Stored entries
+++

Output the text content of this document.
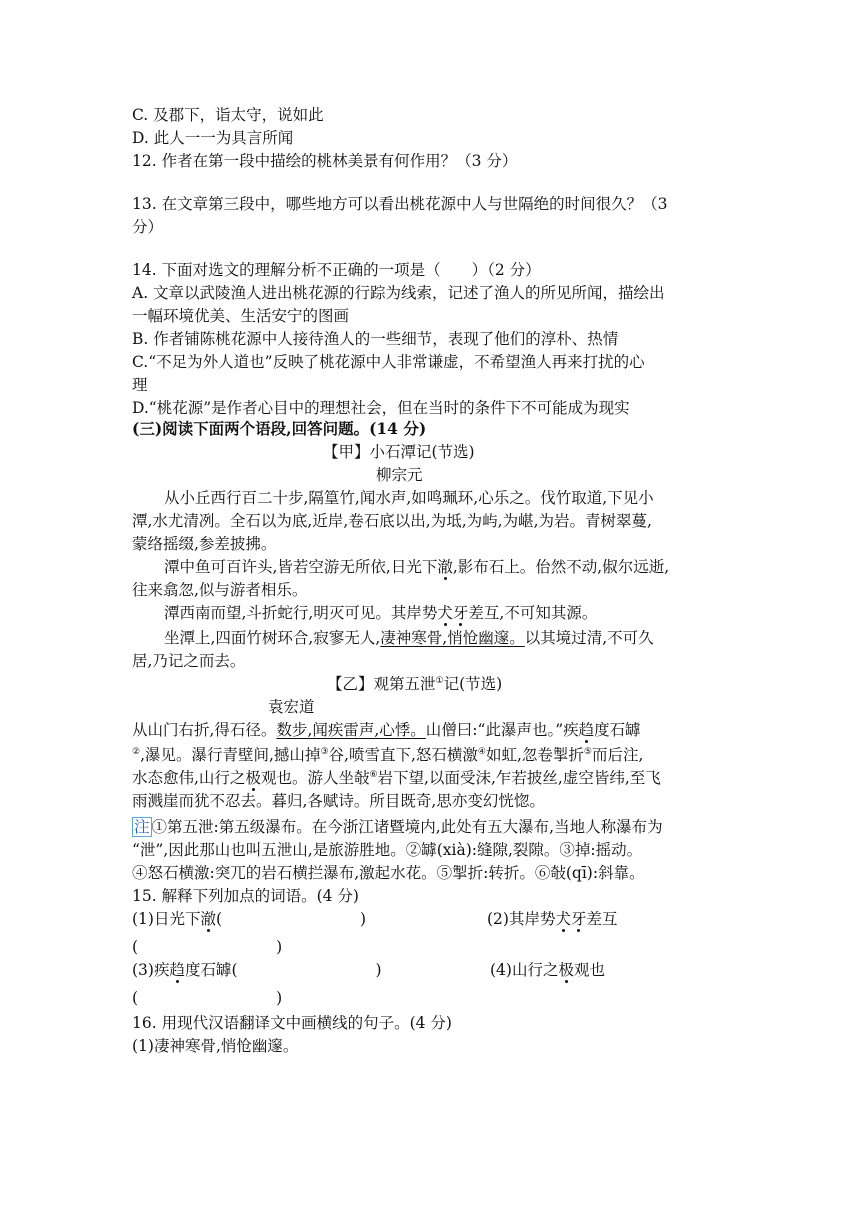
C. 及郡下，诣太守，说如此
D. 此人一一为具言所闻
12. 作者在第一段中描绘的桃林美景有何作用？（3 分）
13. 在文章第三段中，哪些地方可以看出桃花源中人与世隔绝的时间很久？（3
分）
14. 下面对选文的理解分析不正确的一项是（　　）（2 分）
A. 文章以武陵渔人进出桃花源的行踪为线索，记述了渔人的所见所闻，描绘出
一幅环境优美、生活安宁的图画
B. 作者铺陈桃花源中人接待渔人的一些细节，表现了他们的淳朴、热情
C.“不足为外人道也”反映了桃花源中人非常谦虚，不希望渔人再来打扰的心
理
D.“桃花源”是作者心目中的理想社会，但在当时的条件下不可能成为现实
(三)阅读下面两个语段,回答问题。(14 分)
【甲】小石潭记(节选)
柳宗元
从小丘西行百二十步,隔篁竹,闻水声,如鸣珮环,心乐之。伐竹取道,下见小
潭,水尤清冽。全石以为底,近岸,卷石底以出,为坻,为屿,为嵁,为岩。青树翠蔓,
蒙络摇缀,参差披拂。
潭中鱼可百许头,皆若空游无所依,日光下澈,影布石上。佁然不动,俶尔远逝,
往来翕忽,似与游者相乐。
潭西南而望,斗折蛇行,明灭可见。其岸势犬牙差互,不可知其源。
坐潭上,四面竹树环合,寂寥无人,凄神寒骨,悄怆幽邃。以其境过清,不可久
居,乃记之而去。
【乙】观第五泄①记(节选)
袁宏道
从山门右折,得石径。数步,闻疾雷声,心悸。山僧曰:“此瀑声也。”疾趋度石罅
②,瀑见。瀑行青壁间,撼山掉③谷,喷雪直下,怒石横激④如虹,忽卷掣折⑤而后注,
水态愈伟,山行之极观也。游人坐敧⑥岩下望,以面受沫,乍若披丝,虚空皆纬,至飞
雨溅崖而犹不忍去。暮归,各赋诗。所目既奇,思亦变幻恍惚。
注 ①第五泄:第五级瀑布。在今浙江诸暨境内,此处有五大瀑布,当地人称瀑布为
“泄”,因此那山也叫五泄山,是旅游胜地。②罅(xià):缝隙,裂隙。③掉:摇动。
④怒石横激:突兀的岩石横拦瀑布,激起水花。⑤掣折:转折。⑥敧(qī):斜靠。
15. 解释下列加点的词语。(4 分)
(1)日光下澈(	)	(2)其岸势犬牙差互
(	)
(3)疾趋度石罅(	)	(4)山行之极观也
(	)
16. 用现代汉语翻译文中画横线的句子。(4 分)
(1)凄神寒骨,悄怆幽邃。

+++

## Task brief
Return all of the entries exactly as written, but drop any pictures they hold.

## Expected output
Output the text content of this document.
C. 及郡下，诣太守，说如此
D. 此人一一为具言所闻
12. 作者在第一段中描绘的桃林美景有何作用？（3 分）
13. 在文章第三段中，哪些地方可以看出桃花源中人与世隔绝的时间很久？（3
分）
14. 下面对选文的理解分析不正确的一项是（　　）（2 分）
A. 文章以武陵渔人进出桃花源的行踪为线索，记述了渔人的所见所闻，描绘出
一幅环境优美、生活安宁的图画
B. 作者铺陈桃花源中人接待渔人的一些细节，表现了他们的淳朴、热情
C.“不足为外人道也”反映了桃花源中人非常谦虚，不希望渔人再来打扰的心
理
D.“桃花源”是作者心目中的理想社会，但在当时的条件下不可能成为现实
(三)阅读下面两个语段,回答问题。(14 分)
【甲】小石潭记(节选)
柳宗元
从小丘西行百二十步,隔篁竹,闻水声,如鸣珮环,心乐之。伐竹取道,下见小
潭,水尤清冽。全石以为底,近岸,卷石底以出,为坻,为屿,为嵁,为岩。青树翠蔓,
蒙络摇缀,参差披拂。
潭中鱼可百许头,皆若空游无所依,日光下澈,影布石上。佁然不动,俶尔远逝,
往来翕忽,似与游者相乐。
潭西南而望,斗折蛇行,明灭可见。其岸势犬牙差互,不可知其源。
坐潭上,四面竹树环合,寂寥无人,凄神寒骨,悄怆幽邃。以其境过清,不可久
居,乃记之而去。
【乙】观第五泄①记(节选)
袁宏道
从山门右折,得石径。数步,闻疾雷声,心悸。山僧曰:“此瀑声也。”疾趋度石罅
②,瀑见。瀑行青壁间,撼山掉③谷,喷雪直下,怒石横激④如虹,忽卷掣折⑤而后注,
水态愈伟,山行之极观也。游人坐敧⑥岩下望,以面受沫,乍若披丝,虚空皆纬,至飞
雨溅崖而犹不忍去。暮归,各赋诗。所目既奇,思亦变幻恍惚。
注 ①第五泄:第五级瀑布。在今浙江诸暨境内,此处有五大瀑布,当地人称瀑布为
“泄”,因此那山也叫五泄山,是旅游胜地。②罅(xià):缝隙,裂隙。③掉:摇动。
④怒石横激:突兀的岩石横拦瀑布,激起水花。⑤掣折:转折。⑥敧(qī):斜靠。
15. 解释下列加点的词语。(4 分)
(1)日光下澈(	)	(2)其岸势犬牙差互
(	)
(3)疾趋度石罅(	)	(4)山行之极观也
(	)
16. 用现代汉语翻译文中画横线的句子。(4 分)
(1)凄神寒骨,悄怆幽邃。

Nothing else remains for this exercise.